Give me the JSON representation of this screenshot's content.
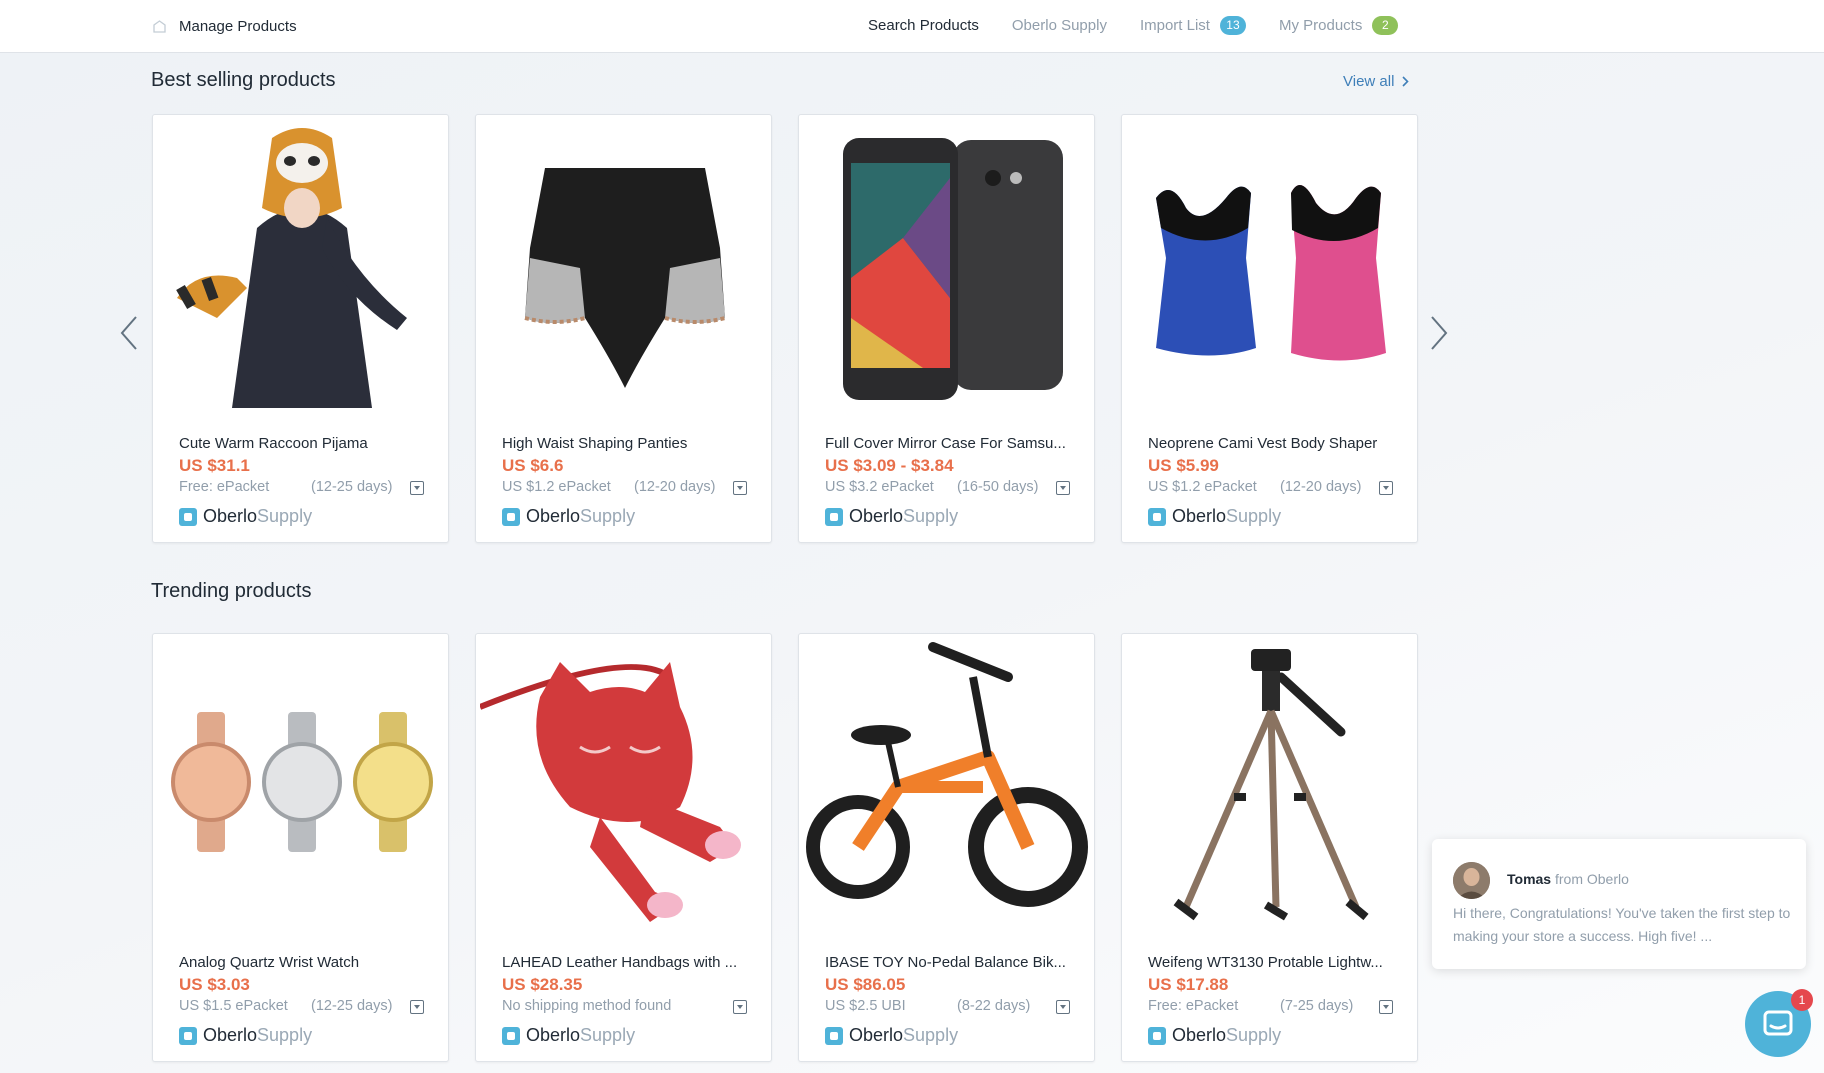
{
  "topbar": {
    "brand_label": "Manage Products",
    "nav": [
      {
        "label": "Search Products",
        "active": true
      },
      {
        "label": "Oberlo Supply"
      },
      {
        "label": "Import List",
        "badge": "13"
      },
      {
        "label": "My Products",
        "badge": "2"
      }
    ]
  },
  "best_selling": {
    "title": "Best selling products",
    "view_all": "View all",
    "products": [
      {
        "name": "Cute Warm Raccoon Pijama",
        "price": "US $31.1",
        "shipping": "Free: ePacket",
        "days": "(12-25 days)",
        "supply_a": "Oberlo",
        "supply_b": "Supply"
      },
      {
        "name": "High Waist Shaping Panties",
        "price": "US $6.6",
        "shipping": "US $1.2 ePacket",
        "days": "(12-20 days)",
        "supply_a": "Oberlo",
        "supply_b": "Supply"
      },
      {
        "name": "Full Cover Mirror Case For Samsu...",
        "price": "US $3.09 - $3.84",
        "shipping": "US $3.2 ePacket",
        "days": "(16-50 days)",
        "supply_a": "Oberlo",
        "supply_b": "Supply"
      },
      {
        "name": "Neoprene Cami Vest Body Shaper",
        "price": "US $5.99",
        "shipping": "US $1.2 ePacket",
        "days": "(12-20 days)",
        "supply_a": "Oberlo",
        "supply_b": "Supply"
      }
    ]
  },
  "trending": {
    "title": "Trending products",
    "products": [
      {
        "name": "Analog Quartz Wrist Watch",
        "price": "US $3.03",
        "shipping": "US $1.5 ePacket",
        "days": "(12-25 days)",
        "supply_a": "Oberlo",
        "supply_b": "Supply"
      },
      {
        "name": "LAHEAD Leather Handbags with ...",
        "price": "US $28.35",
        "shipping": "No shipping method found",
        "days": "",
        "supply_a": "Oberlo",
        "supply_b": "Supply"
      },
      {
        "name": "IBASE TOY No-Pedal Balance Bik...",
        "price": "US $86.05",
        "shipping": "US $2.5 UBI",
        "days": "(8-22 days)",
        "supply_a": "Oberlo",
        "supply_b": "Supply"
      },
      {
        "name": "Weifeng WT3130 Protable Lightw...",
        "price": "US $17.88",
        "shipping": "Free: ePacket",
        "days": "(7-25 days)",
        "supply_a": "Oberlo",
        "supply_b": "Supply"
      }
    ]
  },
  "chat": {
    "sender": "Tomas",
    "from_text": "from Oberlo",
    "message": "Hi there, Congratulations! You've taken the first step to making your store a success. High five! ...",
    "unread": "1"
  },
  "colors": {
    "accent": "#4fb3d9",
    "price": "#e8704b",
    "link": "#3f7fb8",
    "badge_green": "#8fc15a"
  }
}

____________

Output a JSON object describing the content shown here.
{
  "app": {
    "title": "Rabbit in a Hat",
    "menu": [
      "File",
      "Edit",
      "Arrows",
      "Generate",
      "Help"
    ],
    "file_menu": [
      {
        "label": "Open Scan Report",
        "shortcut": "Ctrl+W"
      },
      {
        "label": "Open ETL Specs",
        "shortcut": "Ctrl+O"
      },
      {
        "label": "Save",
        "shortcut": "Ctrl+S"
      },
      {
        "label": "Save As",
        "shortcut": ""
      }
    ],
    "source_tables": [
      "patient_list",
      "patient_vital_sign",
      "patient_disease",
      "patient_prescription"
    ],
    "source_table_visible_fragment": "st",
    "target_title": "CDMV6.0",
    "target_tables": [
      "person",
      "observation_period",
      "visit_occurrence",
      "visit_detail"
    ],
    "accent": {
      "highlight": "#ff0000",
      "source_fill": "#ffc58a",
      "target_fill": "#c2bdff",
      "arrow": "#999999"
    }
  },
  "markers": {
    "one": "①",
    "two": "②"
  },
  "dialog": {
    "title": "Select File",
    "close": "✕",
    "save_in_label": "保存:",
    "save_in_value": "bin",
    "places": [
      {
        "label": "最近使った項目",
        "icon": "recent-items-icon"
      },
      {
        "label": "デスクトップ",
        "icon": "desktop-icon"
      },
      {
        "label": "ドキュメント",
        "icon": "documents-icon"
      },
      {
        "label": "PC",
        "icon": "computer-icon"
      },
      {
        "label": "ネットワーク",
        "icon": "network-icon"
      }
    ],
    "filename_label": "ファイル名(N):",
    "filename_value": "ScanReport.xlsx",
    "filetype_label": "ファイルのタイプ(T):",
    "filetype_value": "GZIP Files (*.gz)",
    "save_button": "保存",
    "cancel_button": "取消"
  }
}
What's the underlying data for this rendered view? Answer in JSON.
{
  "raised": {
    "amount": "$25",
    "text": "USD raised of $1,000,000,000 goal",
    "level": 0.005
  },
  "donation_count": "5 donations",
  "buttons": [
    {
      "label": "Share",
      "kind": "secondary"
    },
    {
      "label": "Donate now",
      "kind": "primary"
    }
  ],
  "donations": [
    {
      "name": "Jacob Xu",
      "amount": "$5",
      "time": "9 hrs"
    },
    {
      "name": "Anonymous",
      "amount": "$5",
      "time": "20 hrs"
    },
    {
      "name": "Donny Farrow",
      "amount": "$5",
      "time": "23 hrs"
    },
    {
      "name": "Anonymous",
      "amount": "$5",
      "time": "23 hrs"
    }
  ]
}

____________

Copy out each line of the entries that holds "price".

# RESULT OF THE TASK
        "price": "US $31.1",
        "price": "US $6.6",
        "price": "US $3.09 - $3.84",
        "price": "US $5.99",
        "price": "US $3.03",
        "price": "US $28.35",
        "price": "US $86.05",
        "price": "US $17.88",
    "price": "#e8704b",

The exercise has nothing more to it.